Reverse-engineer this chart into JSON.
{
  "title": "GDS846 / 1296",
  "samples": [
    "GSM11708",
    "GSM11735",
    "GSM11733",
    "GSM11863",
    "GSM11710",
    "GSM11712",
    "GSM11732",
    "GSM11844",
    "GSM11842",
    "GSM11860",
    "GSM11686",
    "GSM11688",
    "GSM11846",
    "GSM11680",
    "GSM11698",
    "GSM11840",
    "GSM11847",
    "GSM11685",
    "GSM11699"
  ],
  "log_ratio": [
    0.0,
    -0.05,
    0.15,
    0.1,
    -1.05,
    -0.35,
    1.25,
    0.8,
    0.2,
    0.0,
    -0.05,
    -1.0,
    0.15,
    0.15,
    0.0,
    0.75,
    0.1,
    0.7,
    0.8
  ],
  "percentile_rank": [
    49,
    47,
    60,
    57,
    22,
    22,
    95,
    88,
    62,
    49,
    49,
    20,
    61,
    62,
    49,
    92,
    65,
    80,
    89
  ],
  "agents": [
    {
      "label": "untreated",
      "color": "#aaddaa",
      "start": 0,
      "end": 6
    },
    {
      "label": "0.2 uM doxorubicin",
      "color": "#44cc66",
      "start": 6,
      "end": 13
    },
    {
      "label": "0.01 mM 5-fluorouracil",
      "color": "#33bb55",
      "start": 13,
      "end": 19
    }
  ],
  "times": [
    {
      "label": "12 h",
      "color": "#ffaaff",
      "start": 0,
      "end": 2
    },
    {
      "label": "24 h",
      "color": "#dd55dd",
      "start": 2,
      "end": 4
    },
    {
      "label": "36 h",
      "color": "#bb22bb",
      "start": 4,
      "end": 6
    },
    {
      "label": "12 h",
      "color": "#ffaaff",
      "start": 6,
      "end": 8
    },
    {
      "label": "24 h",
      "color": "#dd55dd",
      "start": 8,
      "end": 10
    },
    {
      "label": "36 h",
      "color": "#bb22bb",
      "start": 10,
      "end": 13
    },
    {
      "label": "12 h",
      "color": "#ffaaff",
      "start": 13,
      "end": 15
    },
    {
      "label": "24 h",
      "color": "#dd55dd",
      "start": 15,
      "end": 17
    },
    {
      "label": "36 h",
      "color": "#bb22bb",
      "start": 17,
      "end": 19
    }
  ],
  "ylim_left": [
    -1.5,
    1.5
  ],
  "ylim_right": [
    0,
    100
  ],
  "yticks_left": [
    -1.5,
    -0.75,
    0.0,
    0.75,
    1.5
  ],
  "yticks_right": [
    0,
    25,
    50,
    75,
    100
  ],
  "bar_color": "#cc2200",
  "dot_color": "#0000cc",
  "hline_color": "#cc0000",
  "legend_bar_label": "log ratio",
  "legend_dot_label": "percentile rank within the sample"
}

......

### Task instructions
Set out the complete listing exactly as shown.

### Problem solution
Reverse-engineer this chart into JSON.
{
  "title": "GDS846 / 1296",
  "samples": [
    "GSM11708",
    "GSM11735",
    "GSM11733",
    "GSM11863",
    "GSM11710",
    "GSM11712",
    "GSM11732",
    "GSM11844",
    "GSM11842",
    "GSM11860",
    "GSM11686",
    "GSM11688",
    "GSM11846",
    "GSM11680",
    "GSM11698",
    "GSM11840",
    "GSM11847",
    "GSM11685",
    "GSM11699"
  ],
  "log_ratio": [
    0.0,
    -0.05,
    0.15,
    0.1,
    -1.05,
    -0.35,
    1.25,
    0.8,
    0.2,
    0.0,
    -0.05,
    -1.0,
    0.15,
    0.15,
    0.0,
    0.75,
    0.1,
    0.7,
    0.8
  ],
  "percentile_rank": [
    49,
    47,
    60,
    57,
    22,
    22,
    95,
    88,
    62,
    49,
    49,
    20,
    61,
    62,
    49,
    92,
    65,
    80,
    89
  ],
  "agents": [
    {
      "label": "untreated",
      "color": "#aaddaa",
      "start": 0,
      "end": 6
    },
    {
      "label": "0.2 uM doxorubicin",
      "color": "#44cc66",
      "start": 6,
      "end": 13
    },
    {
      "label": "0.01 mM 5-fluorouracil",
      "color": "#33bb55",
      "start": 13,
      "end": 19
    }
  ],
  "times": [
    {
      "label": "12 h",
      "color": "#ffaaff",
      "start": 0,
      "end": 2
    },
    {
      "label": "24 h",
      "color": "#dd55dd",
      "start": 2,
      "end": 4
    },
    {
      "label": "36 h",
      "color": "#bb22bb",
      "start": 4,
      "end": 6
    },
    {
      "label": "12 h",
      "color": "#ffaaff",
      "start": 6,
      "end": 8
    },
    {
      "label": "24 h",
      "color": "#dd55dd",
      "start": 8,
      "end": 10
    },
    {
      "label": "36 h",
      "color": "#bb22bb",
      "start": 10,
      "end": 13
    },
    {
      "label": "12 h",
      "color": "#ffaaff",
      "start": 13,
      "end": 15
    },
    {
      "label": "24 h",
      "color": "#dd55dd",
      "start": 15,
      "end": 17
    },
    {
      "label": "36 h",
      "color": "#bb22bb",
      "start": 17,
      "end": 19
    }
  ],
  "ylim_left": [
    -1.5,
    1.5
  ],
  "ylim_right": [
    0,
    100
  ],
  "yticks_left": [
    -1.5,
    -0.75,
    0.0,
    0.75,
    1.5
  ],
  "yticks_right": [
    0,
    25,
    50,
    75,
    100
  ],
  "bar_color": "#cc2200",
  "dot_color": "#0000cc",
  "hline_color": "#cc0000",
  "legend_bar_label": "log ratio",
  "legend_dot_label": "percentile rank within the sample"
}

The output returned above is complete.